» **Work to complete**
Output all of the entries below precisely as written.

[Raw records]

▶

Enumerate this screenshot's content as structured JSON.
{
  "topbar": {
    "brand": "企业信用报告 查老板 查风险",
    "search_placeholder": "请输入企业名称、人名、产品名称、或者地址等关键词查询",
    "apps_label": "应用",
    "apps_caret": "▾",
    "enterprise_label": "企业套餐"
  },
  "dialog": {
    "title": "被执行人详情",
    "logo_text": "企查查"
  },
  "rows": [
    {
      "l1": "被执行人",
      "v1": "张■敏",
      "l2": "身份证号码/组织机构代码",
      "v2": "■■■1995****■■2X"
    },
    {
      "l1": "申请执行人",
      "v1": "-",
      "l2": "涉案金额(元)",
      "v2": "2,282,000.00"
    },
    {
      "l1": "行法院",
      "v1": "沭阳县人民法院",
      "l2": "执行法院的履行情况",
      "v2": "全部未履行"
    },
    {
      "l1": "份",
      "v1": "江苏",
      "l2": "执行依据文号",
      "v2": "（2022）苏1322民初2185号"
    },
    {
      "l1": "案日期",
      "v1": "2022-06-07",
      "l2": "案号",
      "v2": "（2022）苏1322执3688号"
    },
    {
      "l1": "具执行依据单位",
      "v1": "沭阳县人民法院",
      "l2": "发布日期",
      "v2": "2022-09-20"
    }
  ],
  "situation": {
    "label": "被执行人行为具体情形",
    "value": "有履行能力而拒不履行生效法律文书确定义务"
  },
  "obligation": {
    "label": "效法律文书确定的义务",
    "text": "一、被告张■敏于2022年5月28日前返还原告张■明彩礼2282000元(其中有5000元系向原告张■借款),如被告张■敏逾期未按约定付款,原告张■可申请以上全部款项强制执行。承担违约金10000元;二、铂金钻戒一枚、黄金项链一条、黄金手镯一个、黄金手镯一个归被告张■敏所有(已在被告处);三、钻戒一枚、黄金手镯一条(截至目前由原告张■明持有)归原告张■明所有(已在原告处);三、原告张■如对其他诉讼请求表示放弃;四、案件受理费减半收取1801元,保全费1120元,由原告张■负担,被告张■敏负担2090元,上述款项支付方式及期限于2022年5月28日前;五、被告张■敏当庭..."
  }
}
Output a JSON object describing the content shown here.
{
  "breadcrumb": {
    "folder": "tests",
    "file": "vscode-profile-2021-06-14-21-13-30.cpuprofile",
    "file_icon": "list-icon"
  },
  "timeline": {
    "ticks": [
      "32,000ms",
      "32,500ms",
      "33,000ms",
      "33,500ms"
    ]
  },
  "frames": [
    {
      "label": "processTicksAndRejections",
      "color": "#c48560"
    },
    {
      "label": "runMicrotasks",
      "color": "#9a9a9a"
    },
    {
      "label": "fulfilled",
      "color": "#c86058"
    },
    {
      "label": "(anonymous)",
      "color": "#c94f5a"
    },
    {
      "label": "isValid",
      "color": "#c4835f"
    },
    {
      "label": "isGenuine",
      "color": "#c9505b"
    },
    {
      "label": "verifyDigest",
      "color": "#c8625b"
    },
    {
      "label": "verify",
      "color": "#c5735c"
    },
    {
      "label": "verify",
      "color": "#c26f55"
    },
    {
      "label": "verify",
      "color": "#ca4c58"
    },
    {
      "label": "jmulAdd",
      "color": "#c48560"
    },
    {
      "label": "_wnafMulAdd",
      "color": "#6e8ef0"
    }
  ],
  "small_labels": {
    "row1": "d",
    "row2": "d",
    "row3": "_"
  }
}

◀

» **Response for this exercise**
Enumerate this screenshot's content as structured JSON.
{
  "topbar": {
    "brand": "企业信用报告 查老板 查风险",
    "search_placeholder": "请输入企业名称、人名、产品名称、或者地址等关键词查询",
    "apps_label": "应用",
    "apps_caret": "▾",
    "enterprise_label": "企业套餐"
  },
  "dialog": {
    "title": "被执行人详情",
    "logo_text": "企查查"
  },
  "rows": [
    {
      "l1": "被执行人",
      "v1": "张■敏",
      "l2": "身份证号码/组织机构代码",
      "v2": "■■■1995****■■2X"
    },
    {
      "l1": "申请执行人",
      "v1": "-",
      "l2": "涉案金额(元)",
      "v2": "2,282,000.00"
    },
    {
      "l1": "行法院",
      "v1": "沭阳县人民法院",
      "l2": "执行法院的履行情况",
      "v2": "全部未履行"
    },
    {
      "l1": "份",
      "v1": "江苏",
      "l2": "执行依据文号",
      "v2": "（2022）苏1322民初2185号"
    },
    {
      "l1": "案日期",
      "v1": "2022-06-07",
      "l2": "案号",
      "v2": "（2022）苏1322执3688号"
    },
    {
      "l1": "具执行依据单位",
      "v1": "沭阳县人民法院",
      "l2": "发布日期",
      "v2": "2022-09-20"
    }
  ],
  "situation": {
    "label": "被执行人行为具体情形",
    "value": "有履行能力而拒不履行生效法律文书确定义务"
  },
  "obligation": {
    "label": "效法律文书确定的义务",
    "text": "一、被告张■敏于2022年5月28日前返还原告张■明彩礼2282000元(其中有5000元系向原告张■借款),如被告张■敏逾期未按约定付款,原告张■可申请以上全部款项强制执行。承担违约金10000元;二、铂金钻戒一枚、黄金项链一条、黄金手镯一个、黄金手镯一个归被告张■敏所有(已在被告处);三、钻戒一枚、黄金手镯一条(截至目前由原告张■明持有)归原告张■明所有(已在原告处);三、原告张■如对其他诉讼请求表示放弃;四、案件受理费减半收取1801元,保全费1120元,由原告张■负担,被告张■敏负担2090元,上述款项支付方式及期限于2022年5月28日前;五、被告张■敏当庭..."
  }
}
Output a JSON object describing the content shown here.
{
  "breadcrumb": {
    "folder": "tests",
    "file": "vscode-profile-2021-06-14-21-13-30.cpuprofile",
    "file_icon": "list-icon"
  },
  "timeline": {
    "ticks": [
      "32,000ms",
      "32,500ms",
      "33,000ms",
      "33,500ms"
    ]
  },
  "frames": [
    {
      "label": "processTicksAndRejections",
      "color": "#c48560"
    },
    {
      "label": "runMicrotasks",
      "color": "#9a9a9a"
    },
    {
      "label": "fulfilled",
      "color": "#c86058"
    },
    {
      "label": "(anonymous)",
      "color": "#c94f5a"
    },
    {
      "label": "isValid",
      "color": "#c4835f"
    },
    {
      "label": "isGenuine",
      "color": "#c9505b"
    },
    {
      "label": "verifyDigest",
      "color": "#c8625b"
    },
    {
      "label": "verify",
      "color": "#c5735c"
    },
    {
      "label": "verify",
      "color": "#c26f55"
    },
    {
      "label": "verify",
      "color": "#ca4c58"
    },
    {
      "label": "jmulAdd",
      "color": "#c48560"
    },
    {
      "label": "_wnafMulAdd",
      "color": "#6e8ef0"
    }
  ],
  "small_labels": {
    "row1": "d",
    "row2": "d",
    "row3": "_"
  }
}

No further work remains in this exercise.